Skip the images and return the records below exactly.

--- BEGIN RECORDS TO USE ---

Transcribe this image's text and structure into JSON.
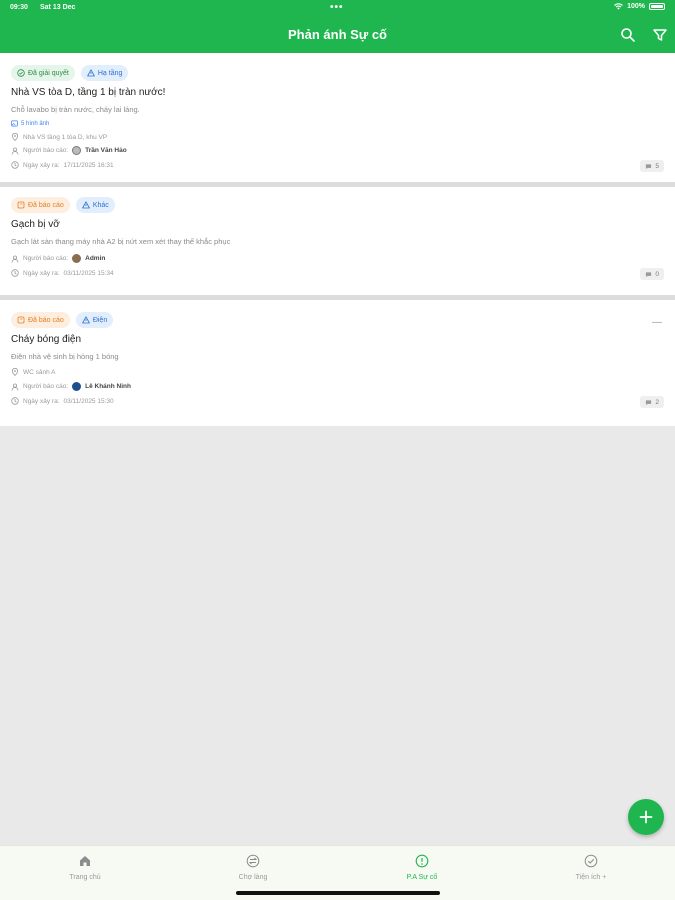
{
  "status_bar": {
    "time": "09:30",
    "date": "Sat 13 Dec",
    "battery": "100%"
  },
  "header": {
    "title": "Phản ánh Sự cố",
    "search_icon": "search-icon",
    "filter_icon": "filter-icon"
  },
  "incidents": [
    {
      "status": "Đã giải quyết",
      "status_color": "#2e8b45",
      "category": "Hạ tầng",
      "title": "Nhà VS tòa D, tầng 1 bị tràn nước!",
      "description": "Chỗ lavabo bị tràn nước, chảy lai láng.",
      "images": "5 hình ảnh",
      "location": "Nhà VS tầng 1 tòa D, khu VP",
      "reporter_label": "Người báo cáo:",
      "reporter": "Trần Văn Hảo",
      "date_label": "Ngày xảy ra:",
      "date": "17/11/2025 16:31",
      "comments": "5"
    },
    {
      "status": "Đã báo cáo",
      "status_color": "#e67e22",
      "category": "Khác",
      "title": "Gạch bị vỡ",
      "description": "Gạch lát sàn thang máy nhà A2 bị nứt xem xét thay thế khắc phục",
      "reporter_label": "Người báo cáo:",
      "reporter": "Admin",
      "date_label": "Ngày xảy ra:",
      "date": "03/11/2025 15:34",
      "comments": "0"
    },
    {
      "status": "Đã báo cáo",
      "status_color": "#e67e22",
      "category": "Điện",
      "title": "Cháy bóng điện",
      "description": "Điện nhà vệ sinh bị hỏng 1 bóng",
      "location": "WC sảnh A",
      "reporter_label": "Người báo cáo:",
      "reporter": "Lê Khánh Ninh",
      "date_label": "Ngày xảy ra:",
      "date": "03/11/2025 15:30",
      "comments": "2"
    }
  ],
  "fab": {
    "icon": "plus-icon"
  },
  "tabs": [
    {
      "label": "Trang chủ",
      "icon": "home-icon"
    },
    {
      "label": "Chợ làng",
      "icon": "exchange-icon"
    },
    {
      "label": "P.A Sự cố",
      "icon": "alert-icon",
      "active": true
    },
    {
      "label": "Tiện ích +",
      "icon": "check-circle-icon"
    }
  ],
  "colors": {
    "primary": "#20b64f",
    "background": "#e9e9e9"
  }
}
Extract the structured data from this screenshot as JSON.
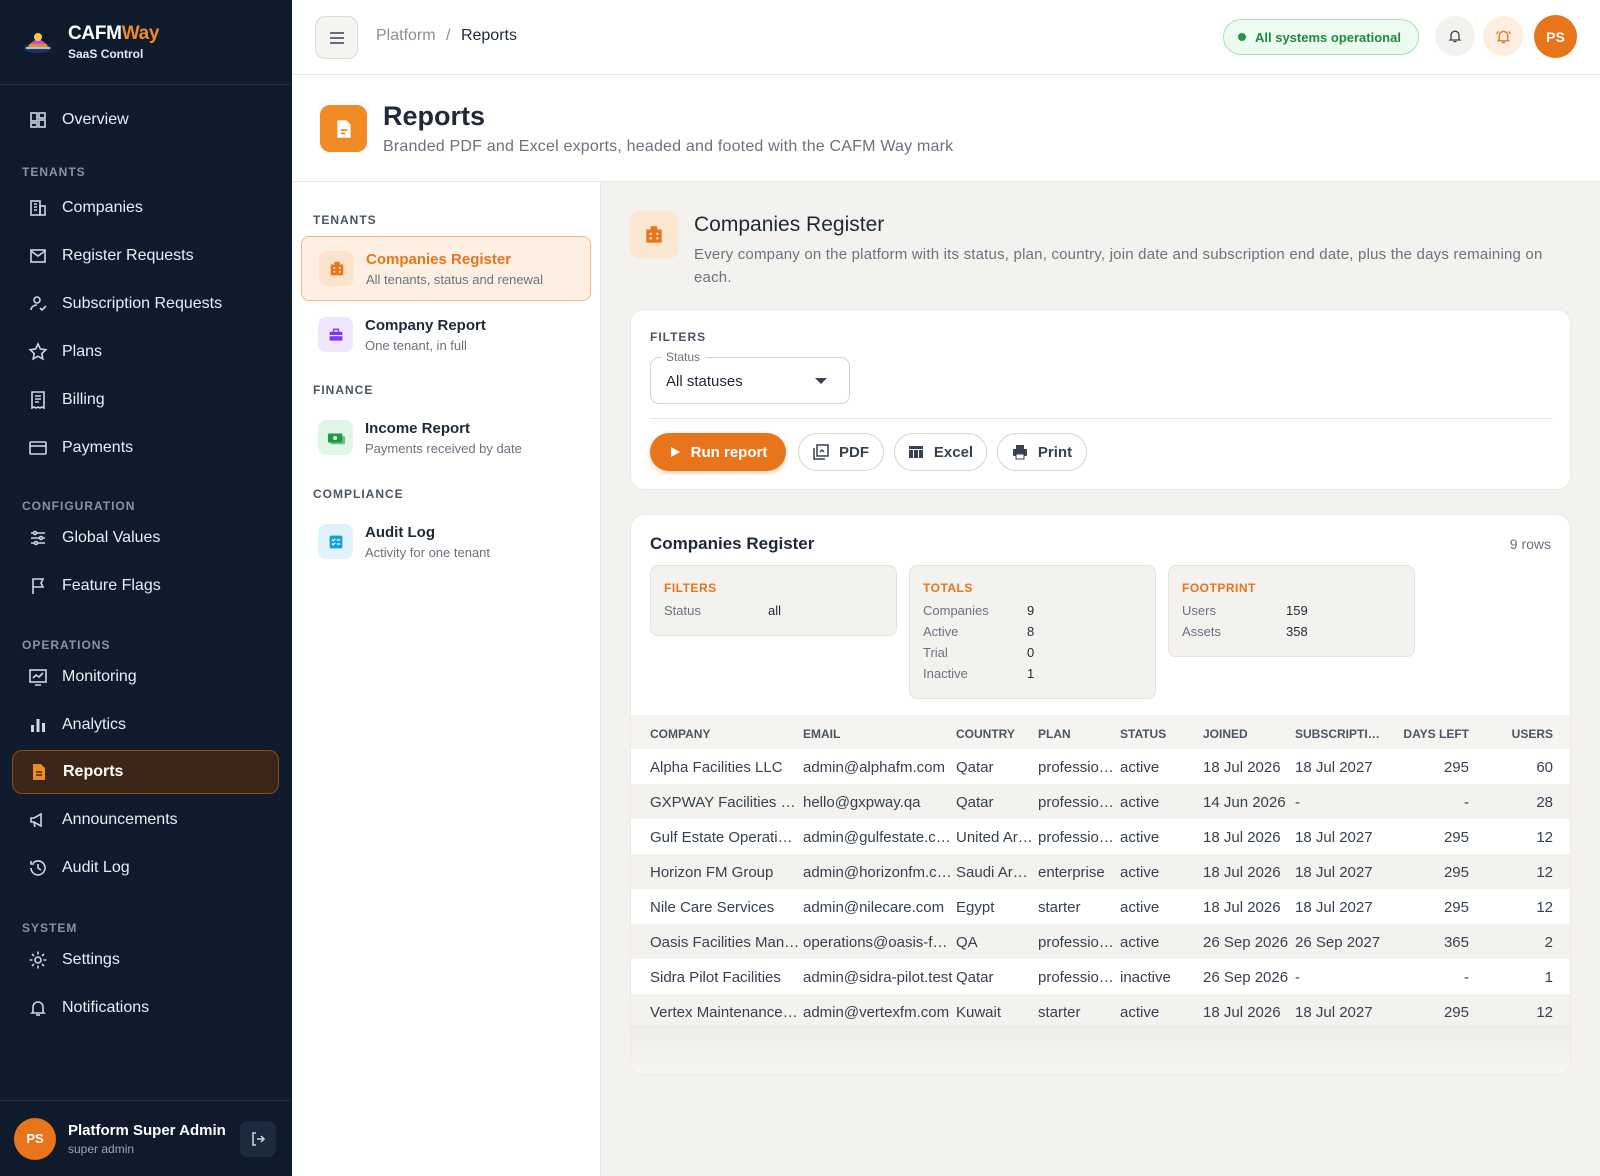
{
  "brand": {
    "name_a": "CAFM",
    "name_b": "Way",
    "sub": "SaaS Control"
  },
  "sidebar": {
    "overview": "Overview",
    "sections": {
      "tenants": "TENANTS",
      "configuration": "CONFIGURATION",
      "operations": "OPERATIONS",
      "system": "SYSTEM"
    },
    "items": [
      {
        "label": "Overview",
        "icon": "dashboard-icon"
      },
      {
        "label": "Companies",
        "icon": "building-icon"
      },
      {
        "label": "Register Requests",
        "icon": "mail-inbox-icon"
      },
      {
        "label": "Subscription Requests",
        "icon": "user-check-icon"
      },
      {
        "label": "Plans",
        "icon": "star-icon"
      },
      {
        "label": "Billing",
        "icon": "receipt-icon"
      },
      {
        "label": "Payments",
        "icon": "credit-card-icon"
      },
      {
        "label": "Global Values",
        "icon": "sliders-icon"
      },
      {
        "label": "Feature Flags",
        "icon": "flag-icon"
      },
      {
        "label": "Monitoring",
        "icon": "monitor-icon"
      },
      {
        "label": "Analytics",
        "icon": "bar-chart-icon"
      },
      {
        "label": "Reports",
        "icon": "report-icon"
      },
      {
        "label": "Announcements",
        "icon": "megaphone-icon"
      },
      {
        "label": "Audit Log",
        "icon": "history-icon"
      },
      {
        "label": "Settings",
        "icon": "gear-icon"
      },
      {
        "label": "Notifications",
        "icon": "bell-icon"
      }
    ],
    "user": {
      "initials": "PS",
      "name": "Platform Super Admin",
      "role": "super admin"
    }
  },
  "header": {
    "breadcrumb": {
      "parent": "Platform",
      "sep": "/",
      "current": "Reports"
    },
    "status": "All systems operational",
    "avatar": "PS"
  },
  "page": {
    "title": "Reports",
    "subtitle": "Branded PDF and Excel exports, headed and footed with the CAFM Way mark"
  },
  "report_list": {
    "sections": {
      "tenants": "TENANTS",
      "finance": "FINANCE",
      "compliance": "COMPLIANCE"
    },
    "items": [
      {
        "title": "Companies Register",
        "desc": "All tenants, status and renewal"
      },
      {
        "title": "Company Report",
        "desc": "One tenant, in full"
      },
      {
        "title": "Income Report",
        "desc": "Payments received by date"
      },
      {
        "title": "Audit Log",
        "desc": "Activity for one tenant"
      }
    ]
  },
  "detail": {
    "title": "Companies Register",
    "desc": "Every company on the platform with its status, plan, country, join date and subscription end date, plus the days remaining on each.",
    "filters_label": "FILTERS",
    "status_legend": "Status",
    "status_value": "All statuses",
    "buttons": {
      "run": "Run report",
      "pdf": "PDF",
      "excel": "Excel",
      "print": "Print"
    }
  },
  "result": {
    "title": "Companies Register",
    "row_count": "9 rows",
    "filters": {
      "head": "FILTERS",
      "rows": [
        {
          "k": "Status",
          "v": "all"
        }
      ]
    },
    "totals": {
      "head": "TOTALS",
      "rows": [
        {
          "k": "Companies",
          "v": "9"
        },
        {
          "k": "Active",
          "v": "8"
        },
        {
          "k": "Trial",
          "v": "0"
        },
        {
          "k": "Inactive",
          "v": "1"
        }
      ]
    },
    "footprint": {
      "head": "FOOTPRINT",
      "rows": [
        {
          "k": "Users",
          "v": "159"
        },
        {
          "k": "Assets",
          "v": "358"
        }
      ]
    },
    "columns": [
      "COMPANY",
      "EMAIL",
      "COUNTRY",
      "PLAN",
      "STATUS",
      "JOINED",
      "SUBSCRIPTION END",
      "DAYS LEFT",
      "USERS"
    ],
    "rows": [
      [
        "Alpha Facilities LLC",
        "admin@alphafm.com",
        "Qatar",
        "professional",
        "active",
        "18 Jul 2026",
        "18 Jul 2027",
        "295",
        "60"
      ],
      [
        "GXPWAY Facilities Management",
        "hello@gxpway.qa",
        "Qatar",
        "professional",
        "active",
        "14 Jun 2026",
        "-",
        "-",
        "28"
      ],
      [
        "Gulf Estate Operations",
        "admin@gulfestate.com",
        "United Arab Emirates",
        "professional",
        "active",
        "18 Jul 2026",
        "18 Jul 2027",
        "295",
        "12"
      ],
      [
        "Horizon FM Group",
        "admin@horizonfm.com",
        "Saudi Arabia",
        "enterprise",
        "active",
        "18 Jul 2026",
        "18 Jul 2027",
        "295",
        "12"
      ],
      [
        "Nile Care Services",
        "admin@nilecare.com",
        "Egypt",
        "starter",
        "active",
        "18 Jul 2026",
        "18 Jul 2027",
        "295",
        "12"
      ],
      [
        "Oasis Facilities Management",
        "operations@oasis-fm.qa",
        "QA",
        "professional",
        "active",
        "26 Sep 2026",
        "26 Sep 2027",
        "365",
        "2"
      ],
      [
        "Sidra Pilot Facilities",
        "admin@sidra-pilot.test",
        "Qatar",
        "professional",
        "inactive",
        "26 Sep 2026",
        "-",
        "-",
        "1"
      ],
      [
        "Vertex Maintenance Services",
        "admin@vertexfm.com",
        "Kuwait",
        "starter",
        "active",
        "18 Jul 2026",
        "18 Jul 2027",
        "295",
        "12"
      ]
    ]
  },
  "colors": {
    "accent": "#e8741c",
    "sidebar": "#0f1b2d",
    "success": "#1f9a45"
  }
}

--- END RECORDS TO USE ---

# RESULT OF THE EXERCISE
Transcribe this image's text and structure into JSON.
{
  "status_bar": {
    "time": "09:30",
    "date": "Sat 13 Dec",
    "battery": "100%"
  },
  "header": {
    "title": "Phản ánh Sự cố",
    "search_icon": "search-icon",
    "filter_icon": "filter-icon"
  },
  "incidents": [
    {
      "status": "Đã giải quyết",
      "status_color": "#2e8b45",
      "category": "Hạ tầng",
      "title": "Nhà VS tòa D, tầng 1 bị tràn nước!",
      "description": "Chỗ lavabo bị tràn nước, chảy lai láng.",
      "images": "5 hình ảnh",
      "location": "Nhà VS tầng 1 tòa D, khu VP",
      "reporter_label": "Người báo cáo:",
      "reporter": "Trần Văn Hảo",
      "date_label": "Ngày xảy ra:",
      "date": "17/11/2025 16:31",
      "comments": "5"
    },
    {
      "status": "Đã báo cáo",
      "status_color": "#e67e22",
      "category": "Khác",
      "title": "Gạch bị vỡ",
      "description": "Gạch lát sàn thang máy nhà A2 bị nứt xem xét thay thế khắc phục",
      "reporter_label": "Người báo cáo:",
      "reporter": "Admin",
      "date_label": "Ngày xảy ra:",
      "date": "03/11/2025 15:34",
      "comments": "0"
    },
    {
      "status": "Đã báo cáo",
      "status_color": "#e67e22",
      "category": "Điện",
      "title": "Cháy bóng điện",
      "description": "Điện nhà vệ sinh bị hỏng 1 bóng",
      "location": "WC sảnh A",
      "reporter_label": "Người báo cáo:",
      "reporter": "Lê Khánh Ninh",
      "date_label": "Ngày xảy ra:",
      "date": "03/11/2025 15:30",
      "comments": "2"
    }
  ],
  "fab": {
    "icon": "plus-icon"
  },
  "tabs": [
    {
      "label": "Trang chủ",
      "icon": "home-icon"
    },
    {
      "label": "Chợ làng",
      "icon": "exchange-icon"
    },
    {
      "label": "P.A Sự cố",
      "icon": "alert-icon",
      "active": true
    },
    {
      "label": "Tiện ích +",
      "icon": "check-circle-icon"
    }
  ],
  "colors": {
    "primary": "#20b64f",
    "background": "#e9e9e9"
  }
}
Extract the structured data from this screenshot as JSON.
{
  "brand": {
    "name_a": "CAFM",
    "name_b": "Way",
    "sub": "SaaS Control"
  },
  "sidebar": {
    "overview": "Overview",
    "sections": {
      "tenants": "TENANTS",
      "configuration": "CONFIGURATION",
      "operations": "OPERATIONS",
      "system": "SYSTEM"
    },
    "items": [
      {
        "label": "Overview",
        "icon": "dashboard-icon"
      },
      {
        "label": "Companies",
        "icon": "building-icon"
      },
      {
        "label": "Register Requests",
        "icon": "mail-inbox-icon"
      },
      {
        "label": "Subscription Requests",
        "icon": "user-check-icon"
      },
      {
        "label": "Plans",
        "icon": "star-icon"
      },
      {
        "label": "Billing",
        "icon": "receipt-icon"
      },
      {
        "label": "Payments",
        "icon": "credit-card-icon"
      },
      {
        "label": "Global Values",
        "icon": "sliders-icon"
      },
      {
        "label": "Feature Flags",
        "icon": "flag-icon"
      },
      {
        "label": "Monitoring",
        "icon": "monitor-icon"
      },
      {
        "label": "Analytics",
        "icon": "bar-chart-icon"
      },
      {
        "label": "Reports",
        "icon": "report-icon"
      },
      {
        "label": "Announcements",
        "icon": "megaphone-icon"
      },
      {
        "label": "Audit Log",
        "icon": "history-icon"
      },
      {
        "label": "Settings",
        "icon": "gear-icon"
      },
      {
        "label": "Notifications",
        "icon": "bell-icon"
      }
    ],
    "user": {
      "initials": "PS",
      "name": "Platform Super Admin",
      "role": "super admin"
    }
  },
  "header": {
    "breadcrumb": {
      "parent": "Platform",
      "sep": "/",
      "current": "Reports"
    },
    "status": "All systems operational",
    "avatar": "PS"
  },
  "page": {
    "title": "Reports",
    "subtitle": "Branded PDF and Excel exports, headed and footed with the CAFM Way mark"
  },
  "report_list": {
    "sections": {
      "tenants": "TENANTS",
      "finance": "FINANCE",
      "compliance": "COMPLIANCE"
    },
    "items": [
      {
        "title": "Companies Register",
        "desc": "All tenants, status and renewal"
      },
      {
        "title": "Company Report",
        "desc": "One tenant, in full"
      },
      {
        "title": "Income Report",
        "desc": "Payments received by date"
      },
      {
        "title": "Audit Log",
        "desc": "Activity for one tenant"
      }
    ]
  },
  "detail": {
    "title": "Companies Register",
    "desc": "Every company on the platform with its status, plan, country, join date and subscription end date, plus the days remaining on each.",
    "filters_label": "FILTERS",
    "status_legend": "Status",
    "status_value": "All statuses",
    "buttons": {
      "run": "Run report",
      "pdf": "PDF",
      "excel": "Excel",
      "print": "Print"
    }
  },
  "result": {
    "title": "Companies Register",
    "row_count": "9 rows",
    "filters": {
      "head": "FILTERS",
      "rows": [
        {
          "k": "Status",
          "v": "all"
        }
      ]
    },
    "totals": {
      "head": "TOTALS",
      "rows": [
        {
          "k": "Companies",
          "v": "9"
        },
        {
          "k": "Active",
          "v": "8"
        },
        {
          "k": "Trial",
          "v": "0"
        },
        {
          "k": "Inactive",
          "v": "1"
        }
      ]
    },
    "footprint": {
      "head": "FOOTPRINT",
      "rows": [
        {
          "k": "Users",
          "v": "159"
        },
        {
          "k": "Assets",
          "v": "358"
        }
      ]
    },
    "columns": [
      "COMPANY",
      "EMAIL",
      "COUNTRY",
      "PLAN",
      "STATUS",
      "JOINED",
      "SUBSCRIPTION END",
      "DAYS LEFT",
      "USERS"
    ],
    "rows": [
      [
        "Alpha Facilities LLC",
        "admin@alphafm.com",
        "Qatar",
        "professional",
        "active",
        "18 Jul 2026",
        "18 Jul 2027",
        "295",
        "60"
      ],
      [
        "GXPWAY Facilities Management",
        "hello@gxpway.qa",
        "Qatar",
        "professional",
        "active",
        "14 Jun 2026",
        "-",
        "-",
        "28"
      ],
      [
        "Gulf Estate Operations",
        "admin@gulfestate.com",
        "United Arab Emirates",
        "professional",
        "active",
        "18 Jul 2026",
        "18 Jul 2027",
        "295",
        "12"
      ],
      [
        "Horizon FM Group",
        "admin@horizonfm.com",
        "Saudi Arabia",
        "enterprise",
        "active",
        "18 Jul 2026",
        "18 Jul 2027",
        "295",
        "12"
      ],
      [
        "Nile Care Services",
        "admin@nilecare.com",
        "Egypt",
        "starter",
        "active",
        "18 Jul 2026",
        "18 Jul 2027",
        "295",
        "12"
      ],
      [
        "Oasis Facilities Management",
        "operations@oasis-fm.qa",
        "QA",
        "professional",
        "active",
        "26 Sep 2026",
        "26 Sep 2027",
        "365",
        "2"
      ],
      [
        "Sidra Pilot Facilities",
        "admin@sidra-pilot.test",
        "Qatar",
        "professional",
        "inactive",
        "26 Sep 2026",
        "-",
        "-",
        "1"
      ],
      [
        "Vertex Maintenance Services",
        "admin@vertexfm.com",
        "Kuwait",
        "starter",
        "active",
        "18 Jul 2026",
        "18 Jul 2027",
        "295",
        "12"
      ]
    ]
  },
  "colors": {
    "accent": "#e8741c",
    "sidebar": "#0f1b2d",
    "success": "#1f9a45"
  }
}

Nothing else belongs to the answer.